## What is being asked
Make an exact copy of all the entries, with the pictures left out.

## Data provided
++++

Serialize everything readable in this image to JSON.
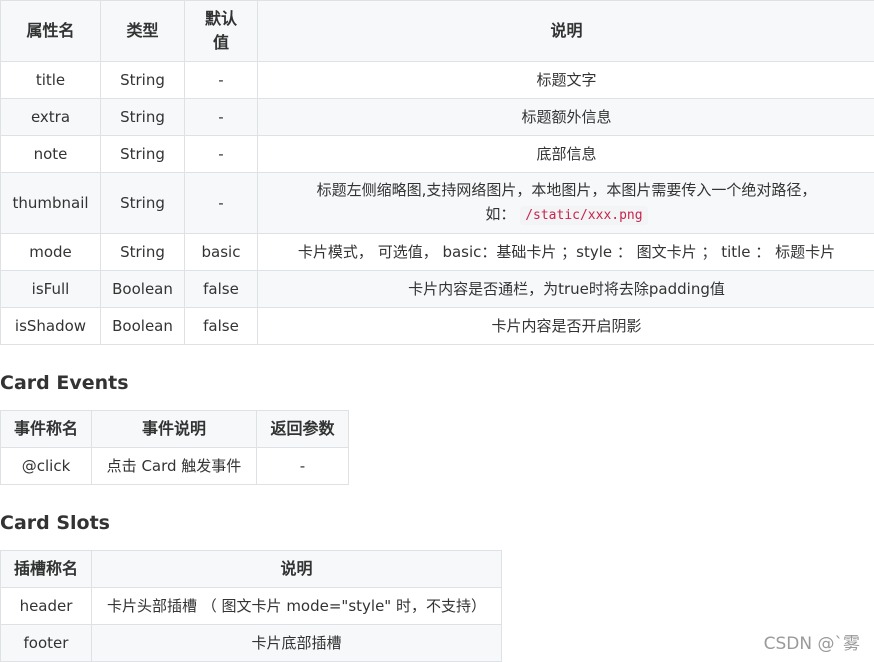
{
  "props_table": {
    "headers": [
      "属性名",
      "类型",
      "默认值",
      "说明"
    ],
    "rows": [
      {
        "name": "title",
        "type": "String",
        "default": "-",
        "desc": "标题文字"
      },
      {
        "name": "extra",
        "type": "String",
        "default": "-",
        "desc": "标题额外信息"
      },
      {
        "name": "note",
        "type": "String",
        "default": "-",
        "desc": "底部信息"
      },
      {
        "name": "thumbnail",
        "type": "String",
        "default": "-",
        "desc": "标题左侧缩略图,支持网络图片，本地图片，本图片需要传入一个绝对路径，",
        "desc2": "如：",
        "code": "/static/xxx.png"
      },
      {
        "name": "mode",
        "type": "String",
        "default": "basic",
        "desc": "卡片模式， 可选值， basic：基础卡片 ；style ： 图文卡片 ； title ： 标题卡片"
      },
      {
        "name": "isFull",
        "type": "Boolean",
        "default": "false",
        "desc": "卡片内容是否通栏，为true时将去除padding值"
      },
      {
        "name": "isShadow",
        "type": "Boolean",
        "default": "false",
        "desc": "卡片内容是否开启阴影"
      }
    ]
  },
  "events_section": {
    "title": "Card Events",
    "headers": [
      "事件称名",
      "事件说明",
      "返回参数"
    ],
    "rows": [
      {
        "name": "@click",
        "desc": "点击 Card 触发事件",
        "ret": "-"
      }
    ]
  },
  "slots_section": {
    "title": "Card Slots",
    "headers": [
      "插槽称名",
      "说明"
    ],
    "rows": [
      {
        "name": "header",
        "desc": "卡片头部插槽 （ 图文卡片 mode=\"style\" 时，不支持）"
      },
      {
        "name": "footer",
        "desc": "卡片底部插槽"
      }
    ]
  },
  "watermark": "CSDN @ˋ雾"
}
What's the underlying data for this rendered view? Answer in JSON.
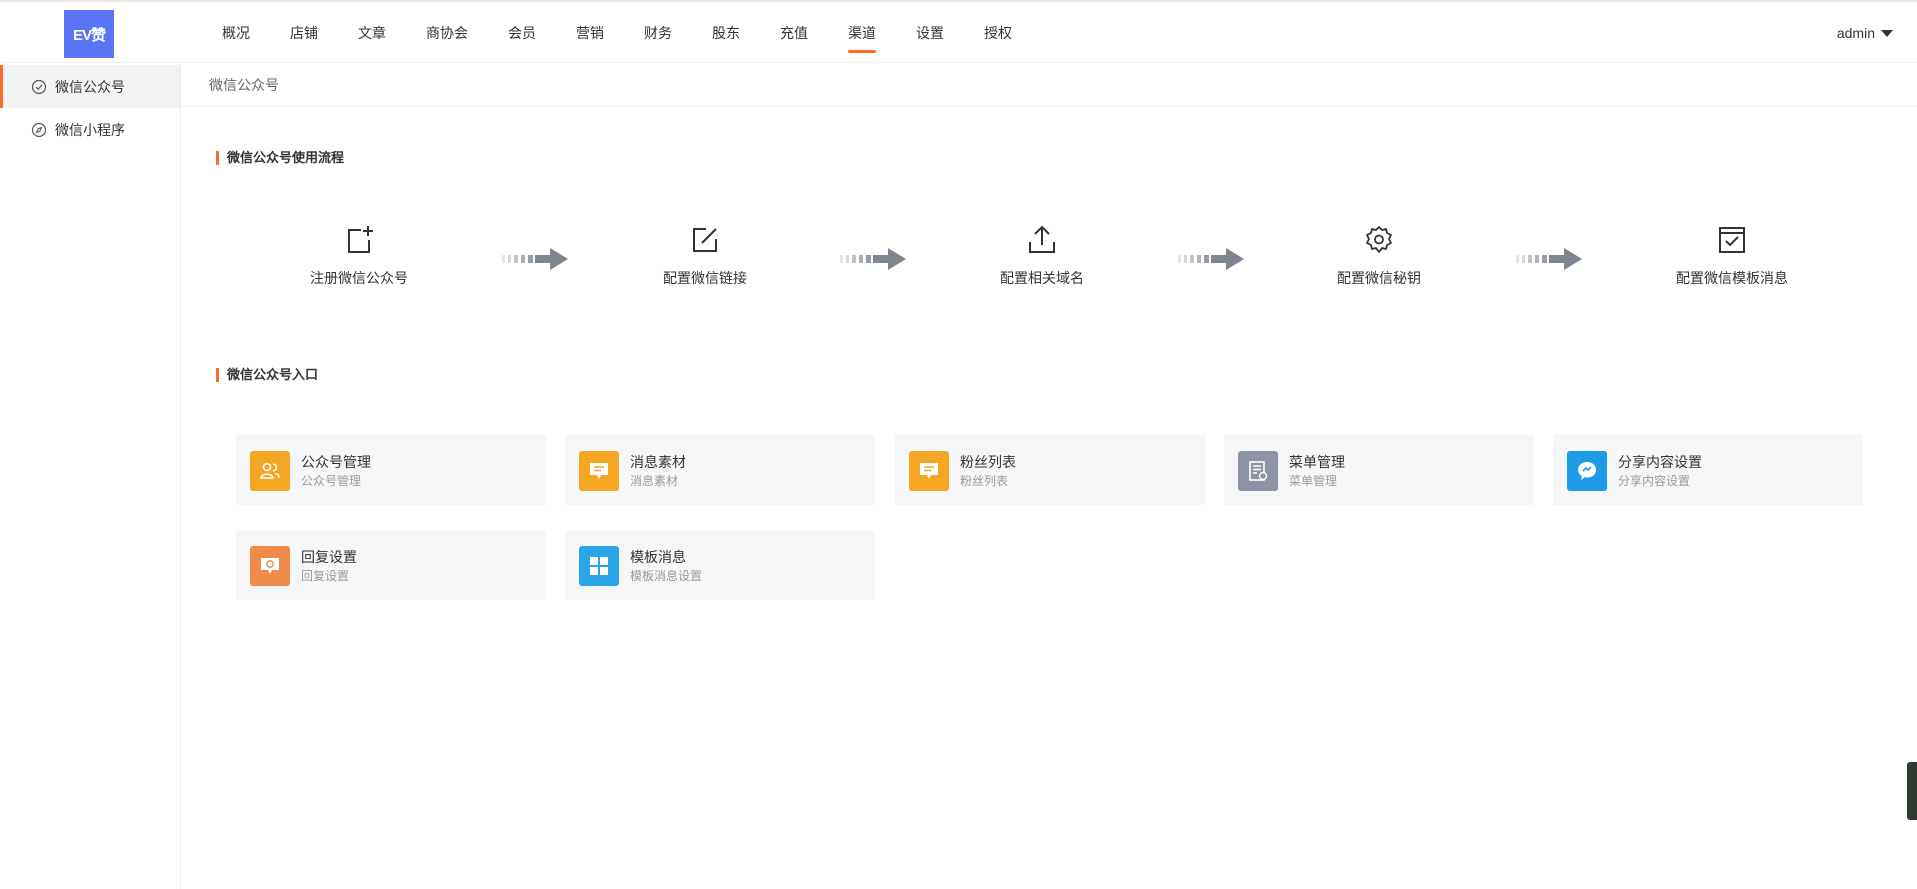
{
  "logo": {
    "text": "EV赞",
    "color": "#5b73f5"
  },
  "nav": {
    "items": [
      {
        "label": "概况"
      },
      {
        "label": "店铺"
      },
      {
        "label": "文章"
      },
      {
        "label": "商协会"
      },
      {
        "label": "会员"
      },
      {
        "label": "营销"
      },
      {
        "label": "财务"
      },
      {
        "label": "股东"
      },
      {
        "label": "充值"
      },
      {
        "label": "渠道",
        "active": true
      },
      {
        "label": "设置"
      },
      {
        "label": "授权"
      }
    ],
    "accent_color": "#ff6b2c"
  },
  "user": {
    "name": "admin"
  },
  "sidebar": {
    "items": [
      {
        "label": "微信公众号",
        "icon": "check-circle-icon",
        "active": true
      },
      {
        "label": "微信小程序",
        "icon": "compass-icon",
        "active": false
      }
    ]
  },
  "breadcrumb": {
    "label": "微信公众号"
  },
  "flow_section": {
    "title": "微信公众号使用流程",
    "steps": [
      {
        "label": "注册微信公众号",
        "icon": "add-square-icon"
      },
      {
        "label": "配置微信链接",
        "icon": "edit-icon"
      },
      {
        "label": "配置相关域名",
        "icon": "upload-icon"
      },
      {
        "label": "配置微信秘钥",
        "icon": "gear-icon"
      },
      {
        "label": "配置微信模板消息",
        "icon": "calendar-check-icon"
      }
    ]
  },
  "entry_section": {
    "title": "微信公众号入口",
    "cards": [
      {
        "title": "公众号管理",
        "sub": "公众号管理",
        "icon": "users-icon",
        "color": "#f5a623"
      },
      {
        "title": "消息素材",
        "sub": "消息素材",
        "icon": "message-icon",
        "color": "#f5a623"
      },
      {
        "title": "粉丝列表",
        "sub": "粉丝列表",
        "icon": "message-icon",
        "color": "#f5a623"
      },
      {
        "title": "菜单管理",
        "sub": "菜单管理",
        "icon": "menu-doc-icon",
        "color": "#8d94a5"
      },
      {
        "title": "分享内容设置",
        "sub": "分享内容设置",
        "icon": "share-chat-icon",
        "color": "#1e9be8"
      },
      {
        "title": "回复设置",
        "sub": "回复设置",
        "icon": "reply-icon",
        "color": "#f08a4b"
      },
      {
        "title": "模板消息",
        "sub": "模板消息设置",
        "icon": "grid-icon",
        "color": "#2aa6e8"
      }
    ]
  }
}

++++

## Result of this exercise
Serialize everything readable in this image to JSON.
{
  "props_table": {
    "headers": [
      "属性名",
      "类型",
      "默认值",
      "说明"
    ],
    "rows": [
      {
        "name": "title",
        "type": "String",
        "default": "-",
        "desc": "标题文字"
      },
      {
        "name": "extra",
        "type": "String",
        "default": "-",
        "desc": "标题额外信息"
      },
      {
        "name": "note",
        "type": "String",
        "default": "-",
        "desc": "底部信息"
      },
      {
        "name": "thumbnail",
        "type": "String",
        "default": "-",
        "desc": "标题左侧缩略图,支持网络图片，本地图片，本图片需要传入一个绝对路径，",
        "desc2": "如：",
        "code": "/static/xxx.png"
      },
      {
        "name": "mode",
        "type": "String",
        "default": "basic",
        "desc": "卡片模式， 可选值， basic：基础卡片 ；style ： 图文卡片 ； title ： 标题卡片"
      },
      {
        "name": "isFull",
        "type": "Boolean",
        "default": "false",
        "desc": "卡片内容是否通栏，为true时将去除padding值"
      },
      {
        "name": "isShadow",
        "type": "Boolean",
        "default": "false",
        "desc": "卡片内容是否开启阴影"
      }
    ]
  },
  "events_section": {
    "title": "Card Events",
    "headers": [
      "事件称名",
      "事件说明",
      "返回参数"
    ],
    "rows": [
      {
        "name": "@click",
        "desc": "点击 Card 触发事件",
        "ret": "-"
      }
    ]
  },
  "slots_section": {
    "title": "Card Slots",
    "headers": [
      "插槽称名",
      "说明"
    ],
    "rows": [
      {
        "name": "header",
        "desc": "卡片头部插槽 （ 图文卡片 mode=\"style\" 时，不支持）"
      },
      {
        "name": "footer",
        "desc": "卡片底部插槽"
      }
    ]
  },
  "watermark": "CSDN @ˋ雾"
}
What's the underlying data for this rendered view? Answer in JSON.
{
  "logo": {
    "text": "EV赞",
    "color": "#5b73f5"
  },
  "nav": {
    "items": [
      {
        "label": "概况"
      },
      {
        "label": "店铺"
      },
      {
        "label": "文章"
      },
      {
        "label": "商协会"
      },
      {
        "label": "会员"
      },
      {
        "label": "营销"
      },
      {
        "label": "财务"
      },
      {
        "label": "股东"
      },
      {
        "label": "充值"
      },
      {
        "label": "渠道",
        "active": true
      },
      {
        "label": "设置"
      },
      {
        "label": "授权"
      }
    ],
    "accent_color": "#ff6b2c"
  },
  "user": {
    "name": "admin"
  },
  "sidebar": {
    "items": [
      {
        "label": "微信公众号",
        "icon": "check-circle-icon",
        "active": true
      },
      {
        "label": "微信小程序",
        "icon": "compass-icon",
        "active": false
      }
    ]
  },
  "breadcrumb": {
    "label": "微信公众号"
  },
  "flow_section": {
    "title": "微信公众号使用流程",
    "steps": [
      {
        "label": "注册微信公众号",
        "icon": "add-square-icon"
      },
      {
        "label": "配置微信链接",
        "icon": "edit-icon"
      },
      {
        "label": "配置相关域名",
        "icon": "upload-icon"
      },
      {
        "label": "配置微信秘钥",
        "icon": "gear-icon"
      },
      {
        "label": "配置微信模板消息",
        "icon": "calendar-check-icon"
      }
    ]
  },
  "entry_section": {
    "title": "微信公众号入口",
    "cards": [
      {
        "title": "公众号管理",
        "sub": "公众号管理",
        "icon": "users-icon",
        "color": "#f5a623"
      },
      {
        "title": "消息素材",
        "sub": "消息素材",
        "icon": "message-icon",
        "color": "#f5a623"
      },
      {
        "title": "粉丝列表",
        "sub": "粉丝列表",
        "icon": "message-icon",
        "color": "#f5a623"
      },
      {
        "title": "菜单管理",
        "sub": "菜单管理",
        "icon": "menu-doc-icon",
        "color": "#8d94a5"
      },
      {
        "title": "分享内容设置",
        "sub": "分享内容设置",
        "icon": "share-chat-icon",
        "color": "#1e9be8"
      },
      {
        "title": "回复设置",
        "sub": "回复设置",
        "icon": "reply-icon",
        "color": "#f08a4b"
      },
      {
        "title": "模板消息",
        "sub": "模板消息设置",
        "icon": "grid-icon",
        "color": "#2aa6e8"
      }
    ]
  }
}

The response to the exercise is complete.